## Problem to solve
Can you print every record below exactly as written?

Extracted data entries
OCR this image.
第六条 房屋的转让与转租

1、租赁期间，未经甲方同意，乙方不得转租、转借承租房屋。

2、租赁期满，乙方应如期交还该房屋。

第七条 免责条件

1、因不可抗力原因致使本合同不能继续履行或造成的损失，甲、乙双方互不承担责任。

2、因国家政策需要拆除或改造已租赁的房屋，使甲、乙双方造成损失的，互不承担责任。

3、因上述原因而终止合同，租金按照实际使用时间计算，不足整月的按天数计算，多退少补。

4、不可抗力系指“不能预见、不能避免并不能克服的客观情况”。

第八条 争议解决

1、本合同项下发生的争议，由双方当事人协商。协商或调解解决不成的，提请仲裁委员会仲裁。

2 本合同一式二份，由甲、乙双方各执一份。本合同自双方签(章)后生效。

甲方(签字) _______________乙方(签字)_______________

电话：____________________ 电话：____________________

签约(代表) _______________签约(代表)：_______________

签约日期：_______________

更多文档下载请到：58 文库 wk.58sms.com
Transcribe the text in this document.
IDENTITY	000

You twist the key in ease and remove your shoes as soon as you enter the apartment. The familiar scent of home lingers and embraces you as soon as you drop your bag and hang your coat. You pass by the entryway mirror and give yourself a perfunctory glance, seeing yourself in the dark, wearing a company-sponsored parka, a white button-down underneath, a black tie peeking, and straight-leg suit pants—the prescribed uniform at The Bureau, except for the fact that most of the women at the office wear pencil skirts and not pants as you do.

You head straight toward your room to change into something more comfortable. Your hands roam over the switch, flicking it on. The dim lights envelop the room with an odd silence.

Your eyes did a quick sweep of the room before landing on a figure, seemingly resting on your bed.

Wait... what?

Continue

## Answer to this problem
OCR this image.
第六条 房屋的转让与转租

1、租赁期间，未经甲方同意，乙方不得转租、转借承租房屋。

2、租赁期满，乙方应如期交还该房屋。

第七条 免责条件

1、因不可抗力原因致使本合同不能继续履行或造成的损失，甲、乙双方互不承担责任。

2、因国家政策需要拆除或改造已租赁的房屋，使甲、乙双方造成损失的，互不承担责任。

3、因上述原因而终止合同，租金按照实际使用时间计算，不足整月的按天数计算，多退少补。

4、不可抗力系指“不能预见、不能避免并不能克服的客观情况”。

第八条 争议解决

1、本合同项下发生的争议，由双方当事人协商。协商或调解解决不成的，提请仲裁委员会仲裁。

2 本合同一式二份，由甲、乙双方各执一份。本合同自双方签(章)后生效。

甲方(签字) _______________乙方(签字)_______________

电话：____________________ 电话：____________________

签约(代表) _______________签约(代表)：_______________

签约日期：_______________

更多文档下载请到：58 文库 wk.58sms.com
Transcribe the text in this document.
IDENTITY	000

You twist the key in ease and remove your shoes as soon as you enter the apartment. The familiar scent of home lingers and embraces you as soon as you drop your bag and hang your coat. You pass by the entryway mirror and give yourself a perfunctory glance, seeing yourself in the dark, wearing a company-sponsored parka, a white button-down underneath, a black tie peeking, and straight-leg suit pants—the prescribed uniform at The Bureau, except for the fact that most of the women at the office wear pencil skirts and not pants as you do.

You head straight toward your room to change into something more comfortable. Your hands roam over the switch, flicking it on. The dim lights envelop the room with an odd silence.

Your eyes did a quick sweep of the room before landing on a figure, seemingly resting on your bed.

Wait... what?

Continue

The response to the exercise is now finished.